[Start Input for this task]

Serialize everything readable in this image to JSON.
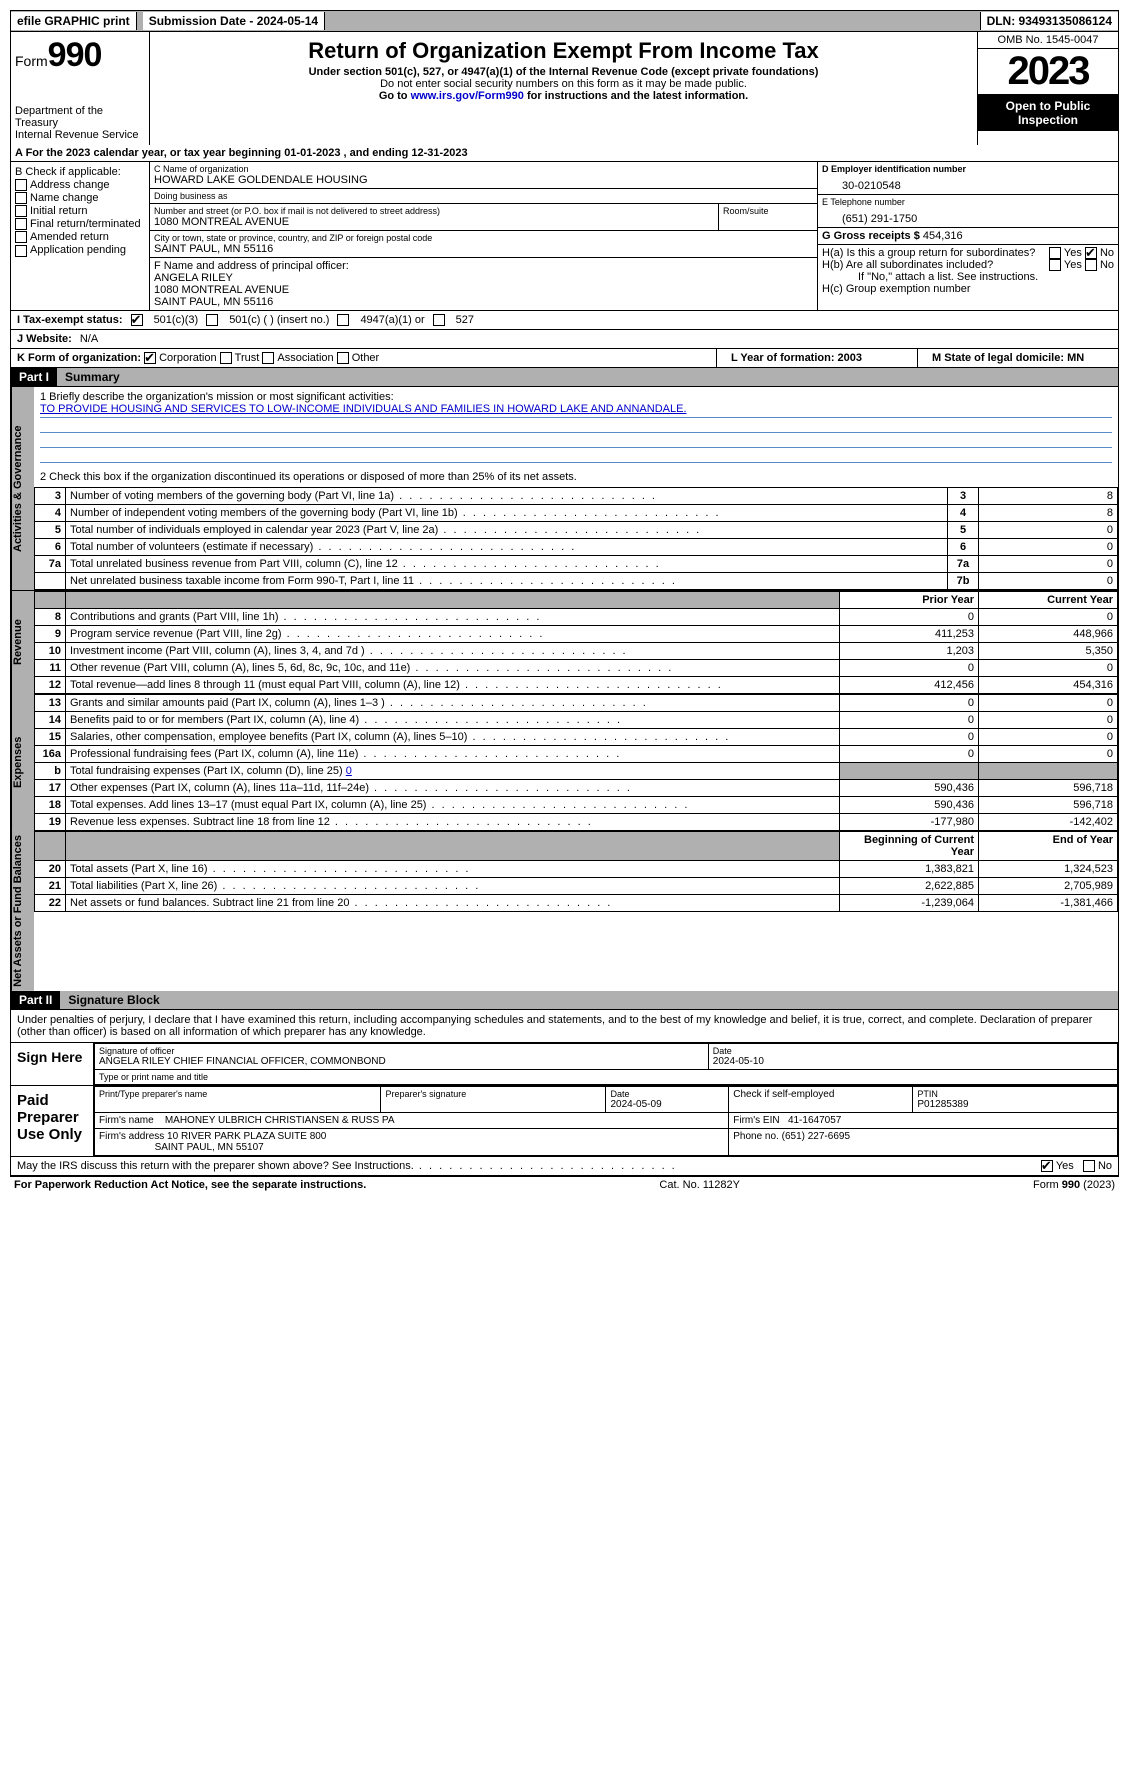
{
  "topbar": {
    "efile": "efile GRAPHIC print",
    "submission": "Submission Date - 2024-05-14",
    "dln": "DLN: 93493135086124"
  },
  "header": {
    "form": "Form",
    "num": "990",
    "dept": "Department of the Treasury\nInternal Revenue Service",
    "title": "Return of Organization Exempt From Income Tax",
    "sub": "Under section 501(c), 527, or 4947(a)(1) of the Internal Revenue Code (except private foundations)",
    "ssn": "Do not enter social security numbers on this form as it may be made public.",
    "goto_pre": "Go to ",
    "goto_link": "www.irs.gov/Form990",
    "goto_post": " for instructions and the latest information.",
    "omb": "OMB No. 1545-0047",
    "year": "2023",
    "inspect": "Open to Public Inspection"
  },
  "rowA": {
    "text": "A For the 2023 calendar year, or tax year beginning 01-01-2023   , and ending 12-31-2023"
  },
  "boxB": {
    "label": "B Check if applicable:",
    "items": [
      "Address change",
      "Name change",
      "Initial return",
      "Final return/terminated",
      "Amended return",
      "Application pending"
    ]
  },
  "boxC": {
    "name_lbl": "C Name of organization",
    "name": "HOWARD LAKE GOLDENDALE HOUSING",
    "dba_lbl": "Doing business as",
    "dba": "",
    "addr_lbl": "Number and street (or P.O. box if mail is not delivered to street address)",
    "room_lbl": "Room/suite",
    "addr": "1080 MONTREAL AVENUE",
    "city_lbl": "City or town, state or province, country, and ZIP or foreign postal code",
    "city": "SAINT PAUL, MN  55116"
  },
  "boxD": {
    "lbl": "D Employer identification number",
    "val": "30-0210548"
  },
  "boxE": {
    "lbl": "E Telephone number",
    "val": "(651) 291-1750"
  },
  "boxG": {
    "lbl": "G Gross receipts $",
    "val": "454,316"
  },
  "boxF": {
    "lbl": "F  Name and address of principal officer:",
    "name": "ANGELA RILEY",
    "addr1": "1080 MONTREAL AVENUE",
    "addr2": "SAINT PAUL, MN  55116"
  },
  "boxH": {
    "a": "H(a)  Is this a group return for subordinates?",
    "b": "H(b)  Are all subordinates included?",
    "note": "If \"No,\" attach a list. See instructions.",
    "c": "H(c)  Group exemption number",
    "yes": "Yes",
    "no": "No"
  },
  "rowI": {
    "lbl": "I   Tax-exempt status:",
    "opt1": "501(c)(3)",
    "opt2": "501(c) (  ) (insert no.)",
    "opt3": "4947(a)(1) or",
    "opt4": "527"
  },
  "rowJ": {
    "lbl": "J   Website:",
    "val": "N/A"
  },
  "rowK": {
    "lbl": "K Form of organization:",
    "opts": [
      "Corporation",
      "Trust",
      "Association",
      "Other"
    ],
    "L": "L Year of formation: 2003",
    "M": "M State of legal domicile: MN"
  },
  "part1": {
    "label": "Part I",
    "title": "Summary",
    "side_gov": "Activities & Governance",
    "side_rev": "Revenue",
    "side_exp": "Expenses",
    "side_net": "Net Assets or Fund Balances",
    "line1_lbl": "1   Briefly describe the organization's mission or most significant activities:",
    "line1_val": "TO PROVIDE HOUSING AND SERVICES TO LOW-INCOME INDIVIDUALS AND FAMILIES IN HOWARD LAKE AND ANNANDALE.",
    "line2": "2   Check this box         if the organization discontinued its operations or disposed of more than 25% of its net assets.",
    "rows_gov": [
      {
        "n": "3",
        "d": "Number of voting members of the governing body (Part VI, line 1a)",
        "b": "3",
        "v": "8"
      },
      {
        "n": "4",
        "d": "Number of independent voting members of the governing body (Part VI, line 1b)",
        "b": "4",
        "v": "8"
      },
      {
        "n": "5",
        "d": "Total number of individuals employed in calendar year 2023 (Part V, line 2a)",
        "b": "5",
        "v": "0"
      },
      {
        "n": "6",
        "d": "Total number of volunteers (estimate if necessary)",
        "b": "6",
        "v": "0"
      },
      {
        "n": "7a",
        "d": "Total unrelated business revenue from Part VIII, column (C), line 12",
        "b": "7a",
        "v": "0"
      },
      {
        "n": "",
        "d": "Net unrelated business taxable income from Form 990-T, Part I, line 11",
        "b": "7b",
        "v": "0"
      }
    ],
    "hdr_prior": "Prior Year",
    "hdr_curr": "Current Year",
    "rows_rev": [
      {
        "n": "8",
        "d": "Contributions and grants (Part VIII, line 1h)",
        "p": "0",
        "c": "0"
      },
      {
        "n": "9",
        "d": "Program service revenue (Part VIII, line 2g)",
        "p": "411,253",
        "c": "448,966"
      },
      {
        "n": "10",
        "d": "Investment income (Part VIII, column (A), lines 3, 4, and 7d )",
        "p": "1,203",
        "c": "5,350"
      },
      {
        "n": "11",
        "d": "Other revenue (Part VIII, column (A), lines 5, 6d, 8c, 9c, 10c, and 11e)",
        "p": "0",
        "c": "0"
      },
      {
        "n": "12",
        "d": "Total revenue—add lines 8 through 11 (must equal Part VIII, column (A), line 12)",
        "p": "412,456",
        "c": "454,316"
      }
    ],
    "rows_exp": [
      {
        "n": "13",
        "d": "Grants and similar amounts paid (Part IX, column (A), lines 1–3 )",
        "p": "0",
        "c": "0"
      },
      {
        "n": "14",
        "d": "Benefits paid to or for members (Part IX, column (A), line 4)",
        "p": "0",
        "c": "0"
      },
      {
        "n": "15",
        "d": "Salaries, other compensation, employee benefits (Part IX, column (A), lines 5–10)",
        "p": "0",
        "c": "0"
      },
      {
        "n": "16a",
        "d": "Professional fundraising fees (Part IX, column (A), line 11e)",
        "p": "0",
        "c": "0"
      }
    ],
    "row_b": {
      "n": "b",
      "d": "Total fundraising expenses (Part IX, column (D), line 25)",
      "v": "0"
    },
    "rows_exp2": [
      {
        "n": "17",
        "d": "Other expenses (Part IX, column (A), lines 11a–11d, 11f–24e)",
        "p": "590,436",
        "c": "596,718"
      },
      {
        "n": "18",
        "d": "Total expenses. Add lines 13–17 (must equal Part IX, column (A), line 25)",
        "p": "590,436",
        "c": "596,718"
      },
      {
        "n": "19",
        "d": "Revenue less expenses. Subtract line 18 from line 12",
        "p": "-177,980",
        "c": "-142,402"
      }
    ],
    "hdr_beg": "Beginning of Current Year",
    "hdr_end": "End of Year",
    "rows_net": [
      {
        "n": "20",
        "d": "Total assets (Part X, line 16)",
        "p": "1,383,821",
        "c": "1,324,523"
      },
      {
        "n": "21",
        "d": "Total liabilities (Part X, line 26)",
        "p": "2,622,885",
        "c": "2,705,989"
      },
      {
        "n": "22",
        "d": "Net assets or fund balances. Subtract line 21 from line 20",
        "p": "-1,239,064",
        "c": "-1,381,466"
      }
    ]
  },
  "part2": {
    "label": "Part II",
    "title": "Signature Block",
    "perjury": "Under penalties of perjury, I declare that I have examined this return, including accompanying schedules and statements, and to the best of my knowledge and belief, it is true, correct, and complete. Declaration of preparer (other than officer) is based on all information of which preparer has any knowledge.",
    "sign_here": "Sign Here",
    "sig_officer_lbl": "Signature of officer",
    "sig_officer": "ANGELA RILEY CHIEF FINANCIAL OFFICER, COMMONBOND",
    "sig_type_lbl": "Type or print name and title",
    "date_lbl": "Date",
    "date1": "2024-05-10",
    "paid": "Paid Preparer Use Only",
    "prep_name_lbl": "Print/Type preparer's name",
    "prep_sig_lbl": "Preparer's signature",
    "prep_date": "2024-05-09",
    "chk_lbl": "Check          if self-employed",
    "ptin_lbl": "PTIN",
    "ptin": "P01285389",
    "firm_name_lbl": "Firm's name",
    "firm_name": "MAHONEY ULBRICH CHRISTIANSEN & RUSS PA",
    "firm_ein_lbl": "Firm's EIN",
    "firm_ein": "41-1647057",
    "firm_addr_lbl": "Firm's address",
    "firm_addr1": "10 RIVER PARK PLAZA SUITE 800",
    "firm_addr2": "SAINT PAUL, MN  55107",
    "phone_lbl": "Phone no.",
    "phone": "(651) 227-6695",
    "discuss": "May the IRS discuss this return with the preparer shown above? See Instructions.",
    "yes": "Yes",
    "no": "No"
  },
  "footer": {
    "paperwork": "For Paperwork Reduction Act Notice, see the separate instructions.",
    "cat": "Cat. No. 11282Y",
    "form": "Form 990 (2023)"
  },
  "colors": {
    "bg": "#ffffff",
    "grey": "#b0b0b0",
    "black": "#000000",
    "link": "#0000cc",
    "ruleblue": "#5a89c7"
  }
}
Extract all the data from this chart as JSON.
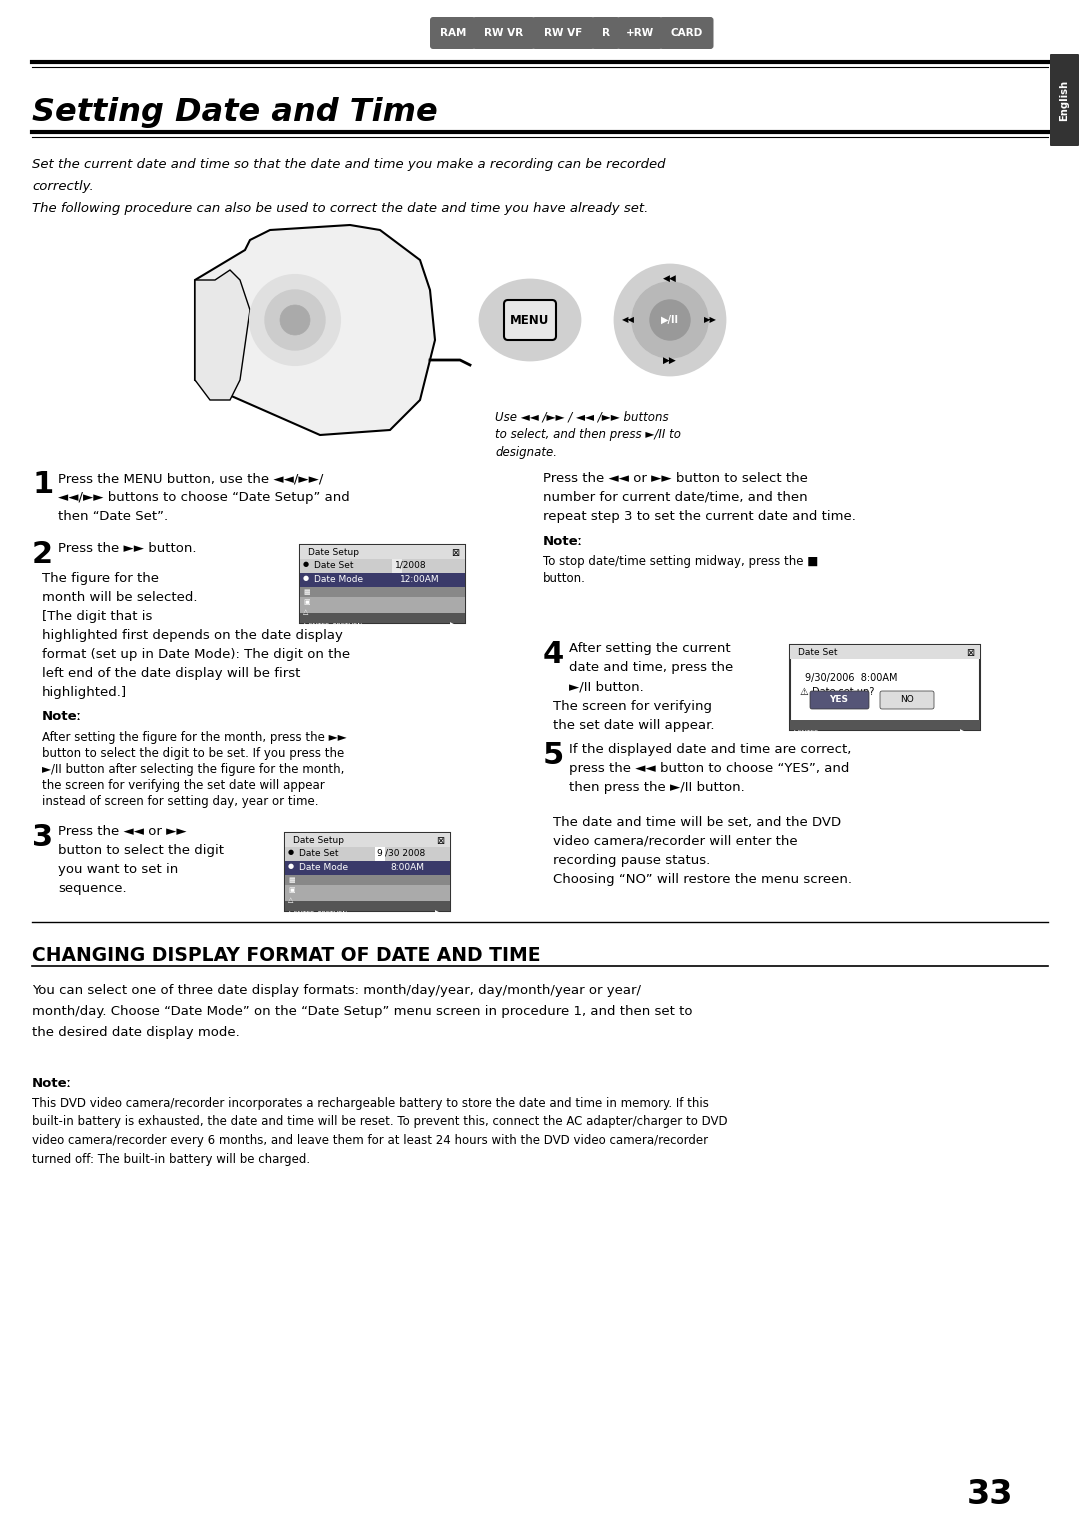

[End Input for this task]

### Exercise aim
Pull out all lines in the data above that include "Subtract".

### The reply
        "d": "Revenue less expenses. Subtract line 18 from line 12",
        "d": "Net assets or fund balances. Subtract line 21 from line 20",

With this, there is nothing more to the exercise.